BEGIN WORKING DATA

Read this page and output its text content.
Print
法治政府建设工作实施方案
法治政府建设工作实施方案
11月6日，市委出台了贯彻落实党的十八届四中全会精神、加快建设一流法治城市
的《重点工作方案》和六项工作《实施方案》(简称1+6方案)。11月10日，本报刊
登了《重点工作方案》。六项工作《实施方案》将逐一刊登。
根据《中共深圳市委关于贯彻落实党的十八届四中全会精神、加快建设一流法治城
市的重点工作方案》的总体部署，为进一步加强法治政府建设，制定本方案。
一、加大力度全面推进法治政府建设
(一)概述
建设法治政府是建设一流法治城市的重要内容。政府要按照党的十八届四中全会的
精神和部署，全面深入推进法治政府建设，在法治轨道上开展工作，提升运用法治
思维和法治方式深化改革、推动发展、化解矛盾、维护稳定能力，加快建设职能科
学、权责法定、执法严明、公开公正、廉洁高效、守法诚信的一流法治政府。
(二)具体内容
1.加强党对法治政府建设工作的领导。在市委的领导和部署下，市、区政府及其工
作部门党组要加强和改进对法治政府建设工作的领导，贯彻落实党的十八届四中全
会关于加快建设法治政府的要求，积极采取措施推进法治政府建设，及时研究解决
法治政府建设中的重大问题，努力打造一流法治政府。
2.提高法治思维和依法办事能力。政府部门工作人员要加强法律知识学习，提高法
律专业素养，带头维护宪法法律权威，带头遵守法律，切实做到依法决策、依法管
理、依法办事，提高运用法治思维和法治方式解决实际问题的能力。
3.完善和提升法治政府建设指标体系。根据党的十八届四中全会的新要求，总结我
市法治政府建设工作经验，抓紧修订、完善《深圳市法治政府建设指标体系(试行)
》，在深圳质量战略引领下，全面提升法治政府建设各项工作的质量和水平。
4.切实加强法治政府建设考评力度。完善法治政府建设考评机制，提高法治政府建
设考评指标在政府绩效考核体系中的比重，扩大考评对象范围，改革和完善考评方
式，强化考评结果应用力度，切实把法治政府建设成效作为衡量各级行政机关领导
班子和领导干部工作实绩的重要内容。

END WORKING DATA

CHALLENGE » Reproduce all of the data exactly as given.

THE RESPONSE »
Read this page and output its text content.
Print
法治政府建设工作实施方案
法治政府建设工作实施方案
11月6日，市委出台了贯彻落实党的十八届四中全会精神、加快建设一流法治城市
的《重点工作方案》和六项工作《实施方案》(简称1+6方案)。11月10日，本报刊
登了《重点工作方案》。六项工作《实施方案》将逐一刊登。
根据《中共深圳市委关于贯彻落实党的十八届四中全会精神、加快建设一流法治城
市的重点工作方案》的总体部署，为进一步加强法治政府建设，制定本方案。
一、加大力度全面推进法治政府建设
(一)概述
建设法治政府是建设一流法治城市的重要内容。政府要按照党的十八届四中全会的
精神和部署，全面深入推进法治政府建设，在法治轨道上开展工作，提升运用法治
思维和法治方式深化改革、推动发展、化解矛盾、维护稳定能力，加快建设职能科
学、权责法定、执法严明、公开公正、廉洁高效、守法诚信的一流法治政府。
(二)具体内容
1.加强党对法治政府建设工作的领导。在市委的领导和部署下，市、区政府及其工
作部门党组要加强和改进对法治政府建设工作的领导，贯彻落实党的十八届四中全
会关于加快建设法治政府的要求，积极采取措施推进法治政府建设，及时研究解决
法治政府建设中的重大问题，努力打造一流法治政府。
2.提高法治思维和依法办事能力。政府部门工作人员要加强法律知识学习，提高法
律专业素养，带头维护宪法法律权威，带头遵守法律，切实做到依法决策、依法管
理、依法办事，提高运用法治思维和法治方式解决实际问题的能力。
3.完善和提升法治政府建设指标体系。根据党的十八届四中全会的新要求，总结我
市法治政府建设工作经验，抓紧修订、完善《深圳市法治政府建设指标体系(试行)
》，在深圳质量战略引领下，全面提升法治政府建设各项工作的质量和水平。
4.切实加强法治政府建设考评力度。完善法治政府建设考评机制，提高法治政府建
设考评指标在政府绩效考核体系中的比重，扩大考评对象范围，改革和完善考评方
式，强化考评结果应用力度，切实把法治政府建设成效作为衡量各级行政机关领导
班子和领导干部工作实绩的重要内容。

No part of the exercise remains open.